──────── SUPPLIED RECORDS

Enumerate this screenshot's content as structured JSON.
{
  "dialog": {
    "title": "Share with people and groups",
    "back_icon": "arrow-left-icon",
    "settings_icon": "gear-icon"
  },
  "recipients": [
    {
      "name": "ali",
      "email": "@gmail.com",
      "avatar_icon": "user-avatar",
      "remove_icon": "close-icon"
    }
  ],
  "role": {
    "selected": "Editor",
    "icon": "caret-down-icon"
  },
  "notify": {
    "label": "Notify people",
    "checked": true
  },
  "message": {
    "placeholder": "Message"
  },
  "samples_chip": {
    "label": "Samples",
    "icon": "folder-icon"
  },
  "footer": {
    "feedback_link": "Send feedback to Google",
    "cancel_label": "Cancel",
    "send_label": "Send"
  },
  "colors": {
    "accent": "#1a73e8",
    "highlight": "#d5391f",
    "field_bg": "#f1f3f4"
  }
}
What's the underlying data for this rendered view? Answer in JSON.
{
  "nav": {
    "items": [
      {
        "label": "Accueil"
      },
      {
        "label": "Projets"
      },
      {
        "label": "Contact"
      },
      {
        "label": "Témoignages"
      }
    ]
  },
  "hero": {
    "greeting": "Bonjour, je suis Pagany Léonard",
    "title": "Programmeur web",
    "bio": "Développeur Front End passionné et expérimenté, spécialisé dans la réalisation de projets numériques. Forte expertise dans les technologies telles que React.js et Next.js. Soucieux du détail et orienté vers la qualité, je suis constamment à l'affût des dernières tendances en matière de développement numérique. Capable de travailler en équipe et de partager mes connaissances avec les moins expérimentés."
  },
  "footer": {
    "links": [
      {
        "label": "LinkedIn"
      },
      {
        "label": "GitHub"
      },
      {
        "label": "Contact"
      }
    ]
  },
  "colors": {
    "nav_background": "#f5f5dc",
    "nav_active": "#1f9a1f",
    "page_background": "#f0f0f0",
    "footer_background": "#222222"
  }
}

────────────────

▶ _TASK DETAILS_:
Repeat, without changes, every line from the one that contains "What's the underlying" through the final line of the data.

▶ _ANSWER TO THIS PROBLEM_:
What's the underlying data for this rendered view? Answer in JSON.
{
  "nav": {
    "items": [
      {
        "label": "Accueil"
      },
      {
        "label": "Projets"
      },
      {
        "label": "Contact"
      },
      {
        "label": "Témoignages"
      }
    ]
  },
  "hero": {
    "greeting": "Bonjour, je suis Pagany Léonard",
    "title": "Programmeur web",
    "bio": "Développeur Front End passionné et expérimenté, spécialisé dans la réalisation de projets numériques. Forte expertise dans les technologies telles que React.js et Next.js. Soucieux du détail et orienté vers la qualité, je suis constamment à l'affût des dernières tendances en matière de développement numérique. Capable de travailler en équipe et de partager mes connaissances avec les moins expérimentés."
  },
  "footer": {
    "links": [
      {
        "label": "LinkedIn"
      },
      {
        "label": "GitHub"
      },
      {
        "label": "Contact"
      }
    ]
  },
  "colors": {
    "nav_background": "#f5f5dc",
    "nav_active": "#1f9a1f",
    "page_background": "#f0f0f0",
    "footer_background": "#222222"
  }
}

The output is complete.